AIM: Transcribe all of the material exactly, except for its pictures.

+++ SUPPLIED ENTRIES +++

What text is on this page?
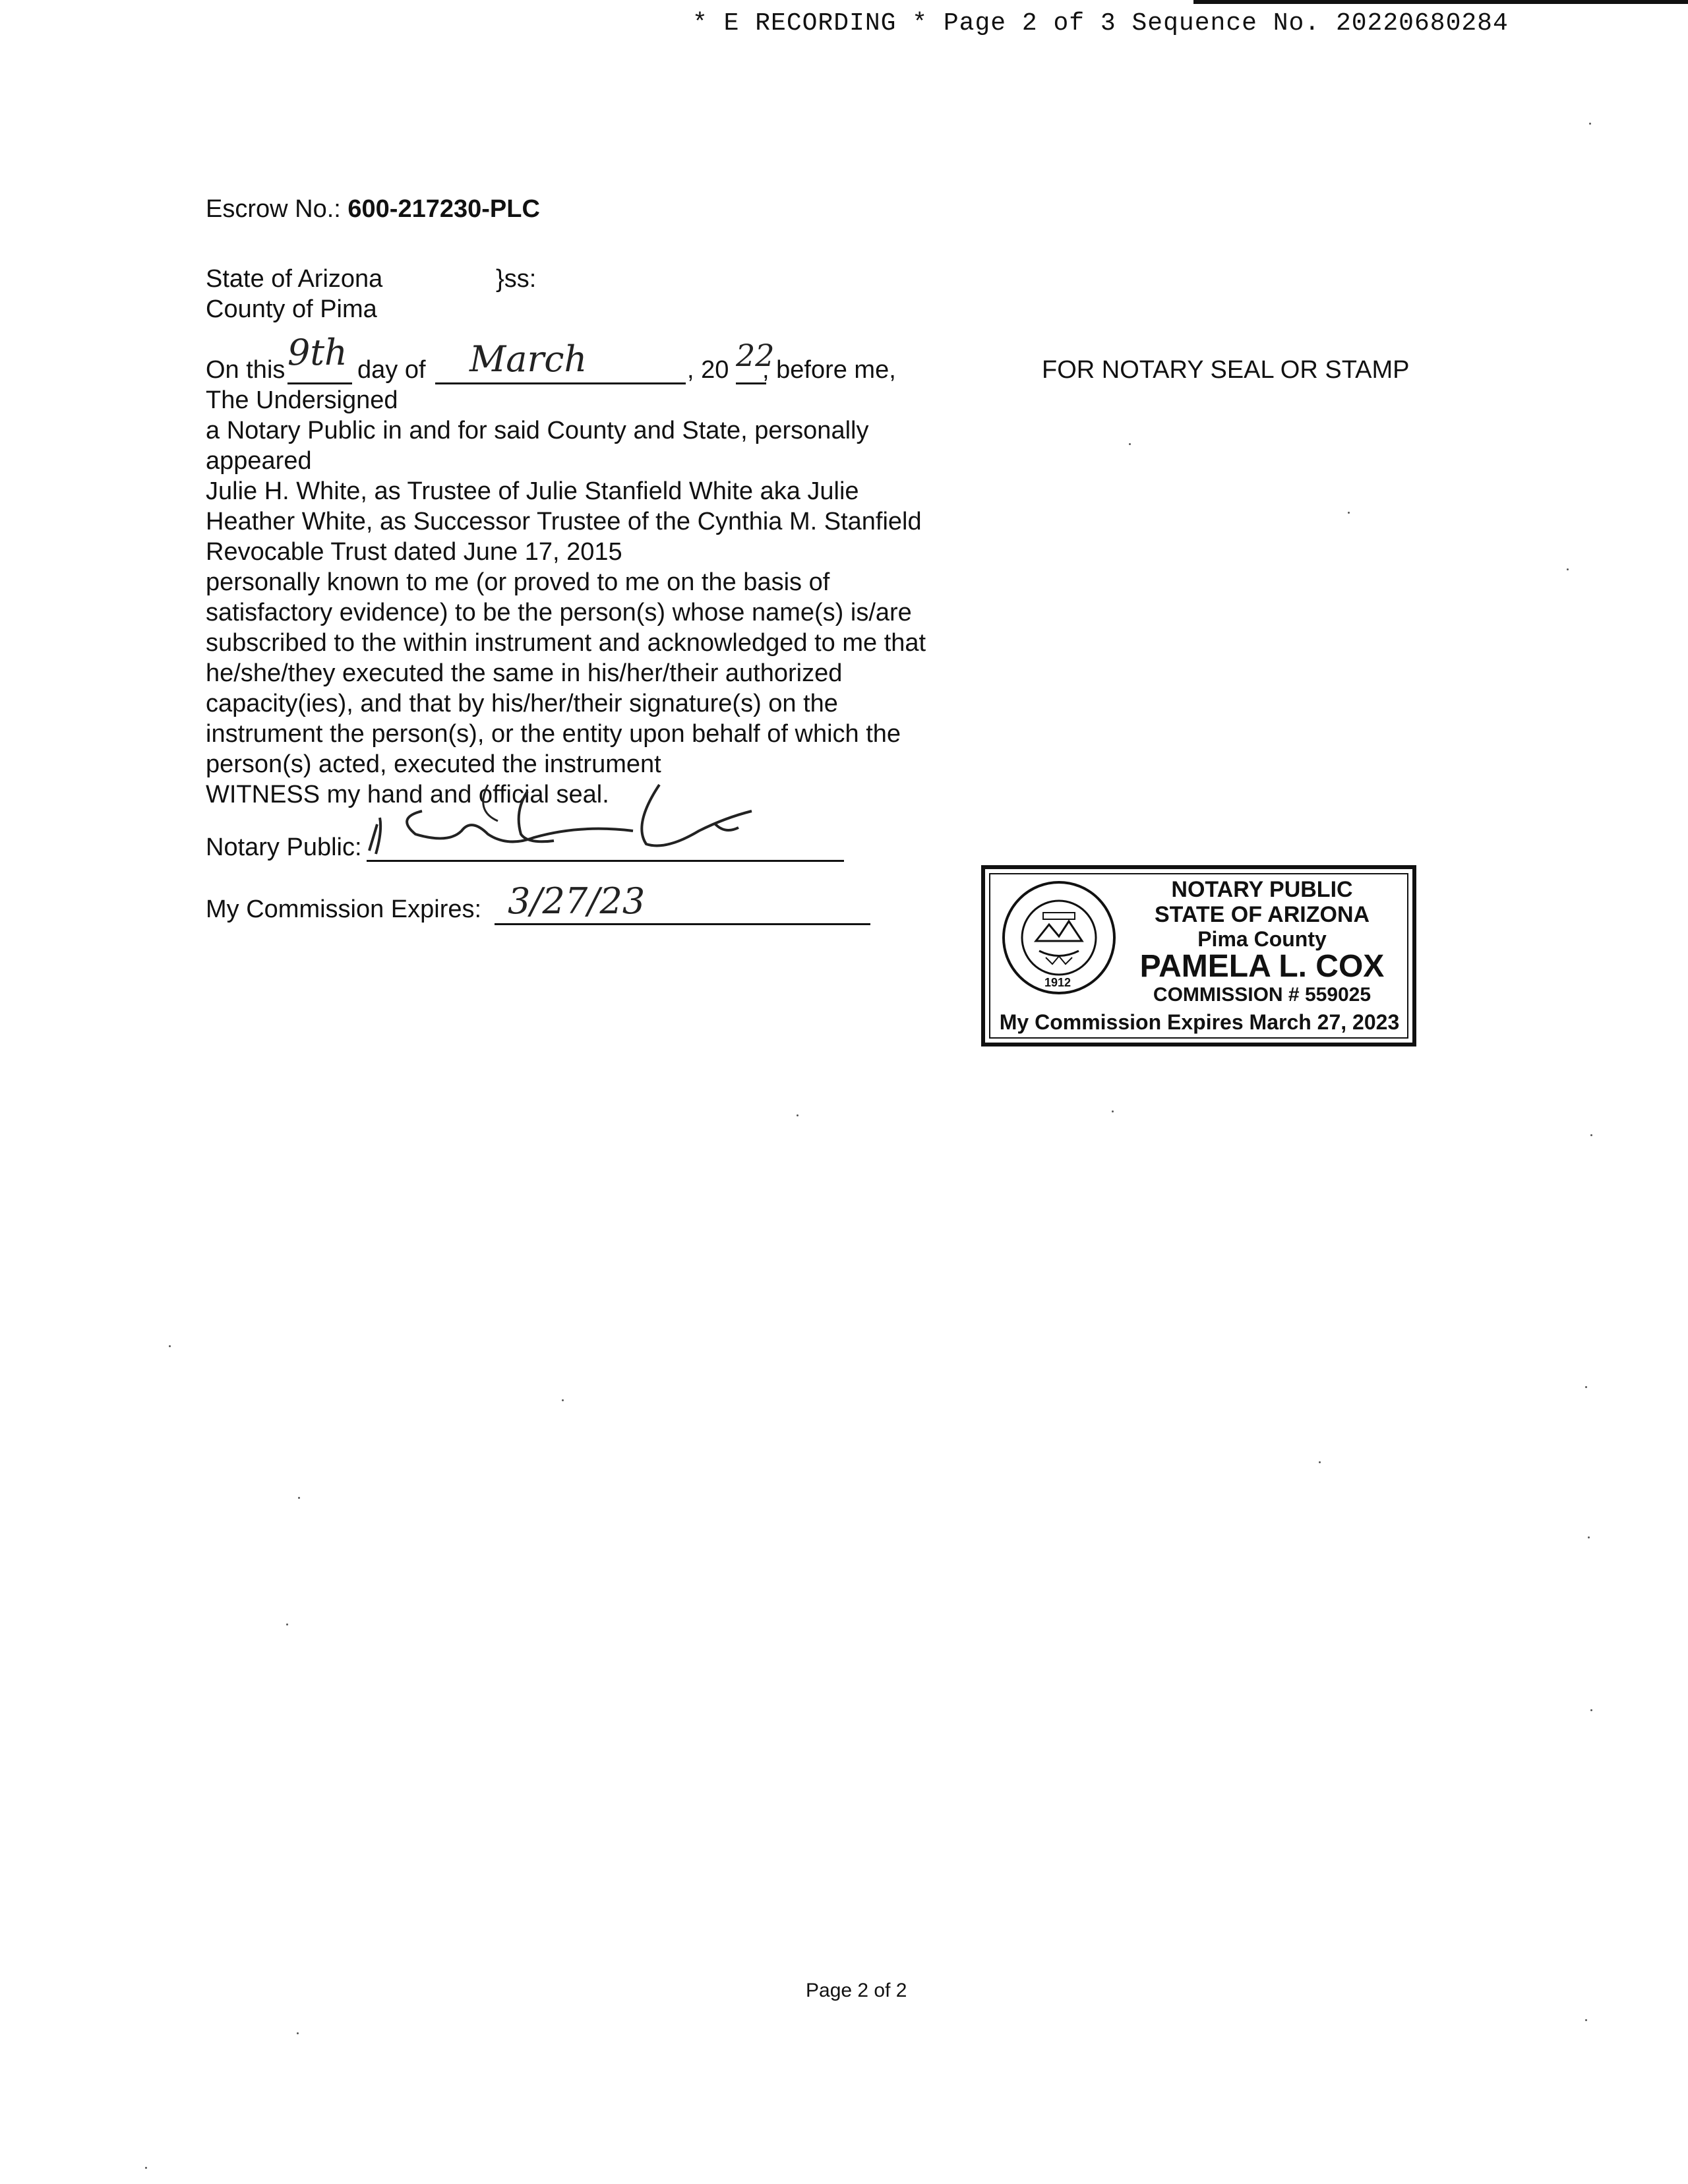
* E RECORDING * Page 2 of 3 Sequence No. 20220680284
Escrow No.: 600-217230-PLC
State of Arizona	}ss:
County of Pima
On this 9th day of March	, 20 22
, before me,	FOR NOTARY SEAL OR STAMP
The Undersigned
a Notary Public in and for said County and State, personally
appeared
Julie H. White, as Trustee of Julie Stanfield White aka Julie
Heather White, as Successor Trustee of the Cynthia M. Stanfield
Revocable Trust dated June 17, 2015
personally known to me (or proved to me on the basis of
satisfactory evidence) to be the person(s) whose name(s) is/are
subscribed to the within instrument and acknowledged to me that
he/she/they executed the same in his/her/their authorized
capacity(ies), and that by his/her/their signature(s) on the
instrument the person(s), or the entity upon behalf of which the
person(s) acted, executed the instrument
WITNESS my hand and official seal.
Notary Public:
My Commission Expires: 3/27/23
1912
NOTARY PUBLIC
STATE OF ARIZONA
Pima County
PAMELA L. COX
COMMISSION # 559025
My Commission Expires March 27, 2023
Page 2 of 2
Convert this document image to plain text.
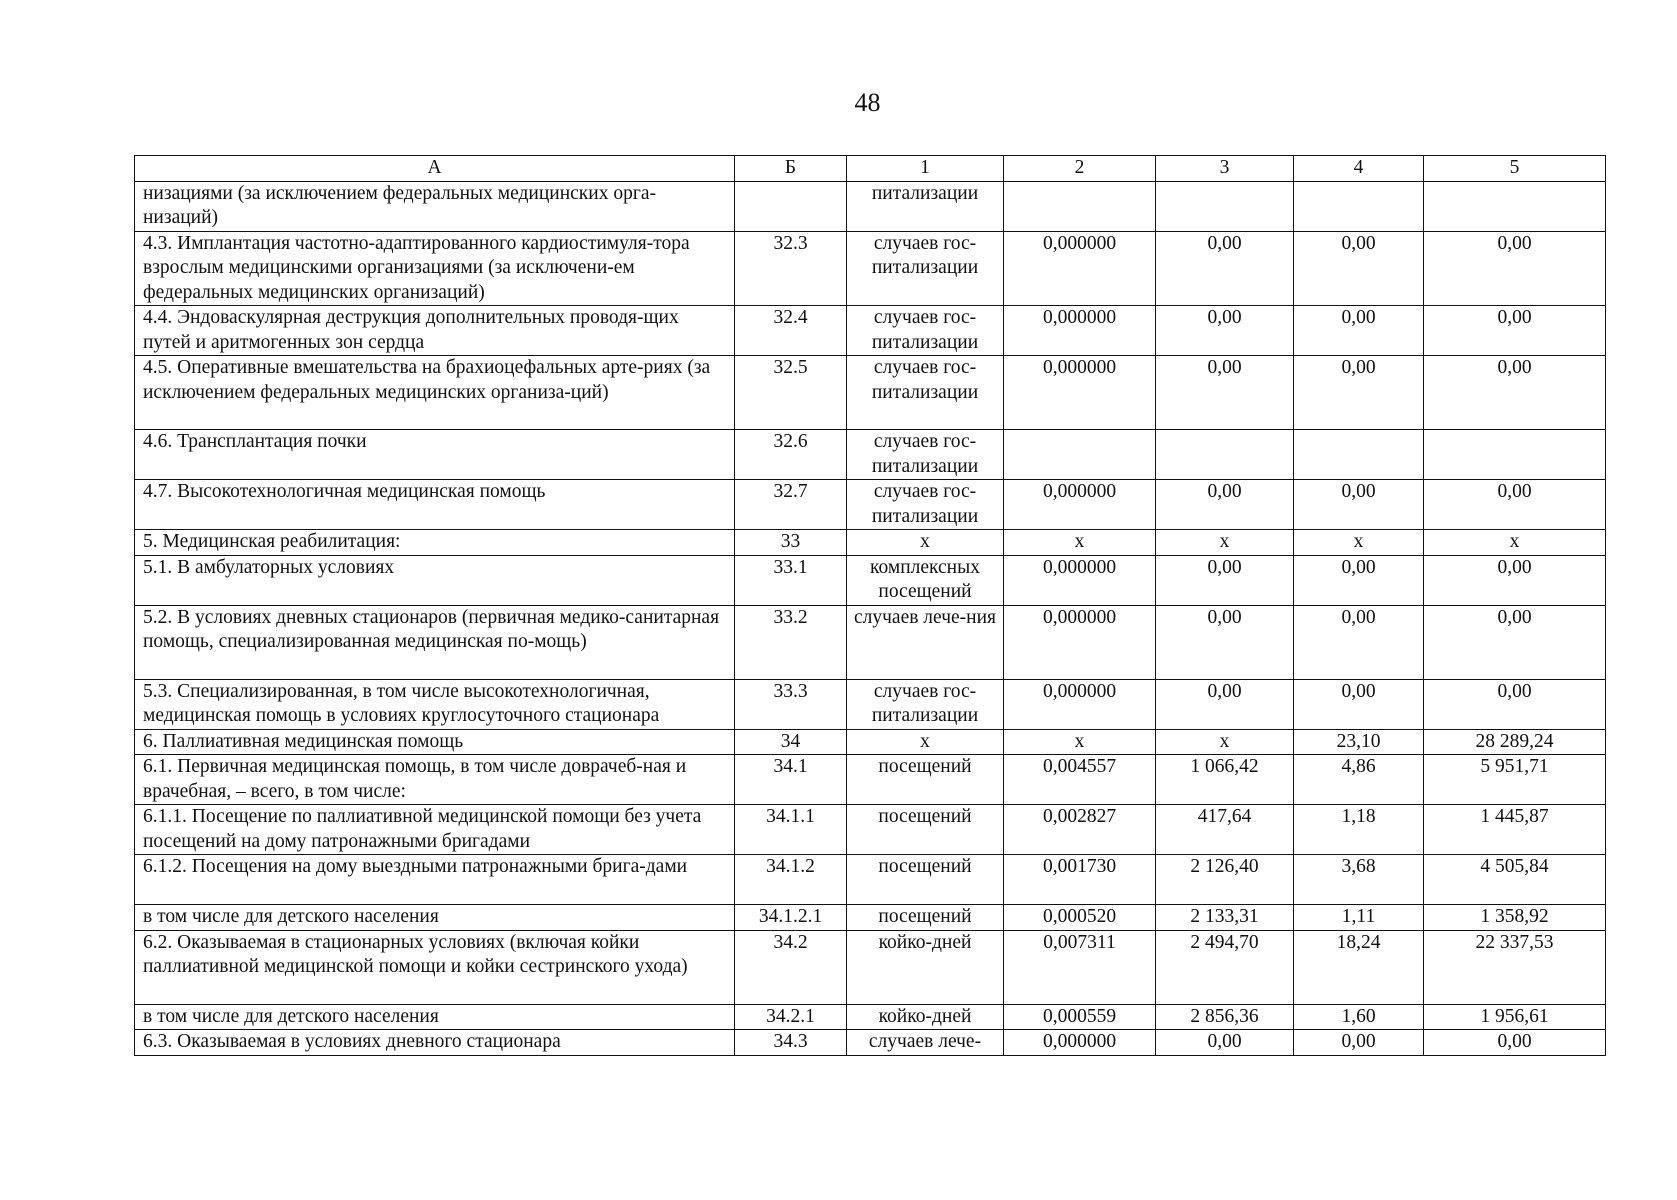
48
А	Б	1	2	3	4	5
низациями (за исключением федеральных медицинских орга-низаций)		питализации				
4.3. Имплантация частотно-адаптированного кардиостимуля-тора взрослым медицинскими организациями (за исключени-ем федеральных медицинских организаций)	32.3	случаев гос-питализации	0,000000	0,00	0,00	0,00
4.4. Эндоваскулярная деструкция дополнительных проводя-щих путей и аритмогенных зон сердца	32.4	случаев гос-питализации	0,000000	0,00	0,00	0,00
4.5. Оперативные вмешательства на брахиоцефальных арте-риях (за исключением федеральных медицинских организа-ций)	32.5	случаев гос-питализации	0,000000	0,00	0,00	0,00
4.6. Трансплантация почки	32.6	случаев гос-питализации				
4.7. Высокотехнологичная медицинская помощь	32.7	случаев гос-питализации	0,000000	0,00	0,00	0,00
5. Медицинская реабилитация:	33	х	х	х	х	х
5.1. В амбулаторных условиях	33.1	комплексных посещений	0,000000	0,00	0,00	0,00
5.2. В условиях дневных стационаров (первичная медико-санитарная помощь, специализированная медицинская по-мощь)	33.2	случаев лече-ния	0,000000	0,00	0,00	0,00
5.3. Специализированная, в том числе высокотехнологичная, медицинская помощь в условиях круглосуточного стационара	33.3	случаев гос-питализации	0,000000	0,00	0,00	0,00
6. Паллиативная медицинская помощь	34	х	х	х	23,10	28 289,24
6.1. Первичная медицинская помощь, в том числе доврачеб-ная и врачебная, – всего, в том числе:	34.1	посещений	0,004557	1 066,42	4,86	5 951,71
6.1.1. Посещение по паллиативной медицинской помощи без учета посещений на дому патронажными бригадами	34.1.1	посещений	0,002827	417,64	1,18	1 445,87
6.1.2. Посещения на дому выездными патронажными брига-дами	34.1.2	посещений	0,001730	2 126,40	3,68	4 505,84
в том числе для детского населения	34.1.2.1	посещений	0,000520	2 133,31	1,11	1 358,92
6.2. Оказываемая в стационарных условиях (включая койки паллиативной медицинской помощи и койки сестринского ухода)	34.2	койко-дней	0,007311	2 494,70	18,24	22 337,53
в том числе для детского населения	34.2.1	койко-дней	0,000559	2 856,36	1,60	1 956,61
6.3. Оказываемая в условиях дневного стационара	34.3	случаев лече-	0,000000	0,00	0,00	0,00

+++

OUTPUT FOR THIS EXERCISE:
What text is on this page?
* E RECORDING * Page 2 of 3 Sequence No. 20220680284
Escrow No.: 600-217230-PLC
State of Arizona	}ss:
County of Pima
On this 9th day of March	, 20 22
, before me,	FOR NOTARY SEAL OR STAMP
The Undersigned
a Notary Public in and for said County and State, personally
appeared
Julie H. White, as Trustee of Julie Stanfield White aka Julie
Heather White, as Successor Trustee of the Cynthia M. Stanfield
Revocable Trust dated June 17, 2015
personally known to me (or proved to me on the basis of
satisfactory evidence) to be the person(s) whose name(s) is/are
subscribed to the within instrument and acknowledged to me that
he/she/they executed the same in his/her/their authorized
capacity(ies), and that by his/her/their signature(s) on the
instrument the person(s), or the entity upon behalf of which the
person(s) acted, executed the instrument
WITNESS my hand and official seal.
Notary Public:
My Commission Expires: 3/27/23
1912
NOTARY PUBLIC
STATE OF ARIZONA
Pima County
PAMELA L. COX
COMMISSION # 559025
My Commission Expires March 27, 2023
Page 2 of 2
Convert this document image to plain text.
48
А	Б	1	2	3	4	5
низациями (за исключением федеральных медицинских орга-низаций)		питализации				
4.3. Имплантация частотно-адаптированного кардиостимуля-тора взрослым медицинскими организациями (за исключени-ем федеральных медицинских организаций)	32.3	случаев гос-питализации	0,000000	0,00	0,00	0,00
4.4. Эндоваскулярная деструкция дополнительных проводя-щих путей и аритмогенных зон сердца	32.4	случаев гос-питализации	0,000000	0,00	0,00	0,00
4.5. Оперативные вмешательства на брахиоцефальных арте-риях (за исключением федеральных медицинских организа-ций)	32.5	случаев гос-питализации	0,000000	0,00	0,00	0,00
4.6. Трансплантация почки	32.6	случаев гос-питализации				
4.7. Высокотехнологичная медицинская помощь	32.7	случаев гос-питализации	0,000000	0,00	0,00	0,00
5. Медицинская реабилитация:	33	х	х	х	х	х
5.1. В амбулаторных условиях	33.1	комплексных посещений	0,000000	0,00	0,00	0,00
5.2. В условиях дневных стационаров (первичная медико-санитарная помощь, специализированная медицинская по-мощь)	33.2	случаев лече-ния	0,000000	0,00	0,00	0,00
5.3. Специализированная, в том числе высокотехнологичная, медицинская помощь в условиях круглосуточного стационара	33.3	случаев гос-питализации	0,000000	0,00	0,00	0,00
6. Паллиативная медицинская помощь	34	х	х	х	23,10	28 289,24
6.1. Первичная медицинская помощь, в том числе доврачеб-ная и врачебная, – всего, в том числе:	34.1	посещений	0,004557	1 066,42	4,86	5 951,71
6.1.1. Посещение по паллиативной медицинской помощи без учета посещений на дому патронажными бригадами	34.1.1	посещений	0,002827	417,64	1,18	1 445,87
6.1.2. Посещения на дому выездными патронажными брига-дами	34.1.2	посещений	0,001730	2 126,40	3,68	4 505,84
в том числе для детского населения	34.1.2.1	посещений	0,000520	2 133,31	1,11	1 358,92
6.2. Оказываемая в стационарных условиях (включая койки паллиативной медицинской помощи и койки сестринского ухода)	34.2	койко-дней	0,007311	2 494,70	18,24	22 337,53
в том числе для детского населения	34.2.1	койко-дней	0,000559	2 856,36	1,60	1 956,61
6.3. Оказываемая в условиях дневного стационара	34.3	случаев лече-	0,000000	0,00	0,00	0,00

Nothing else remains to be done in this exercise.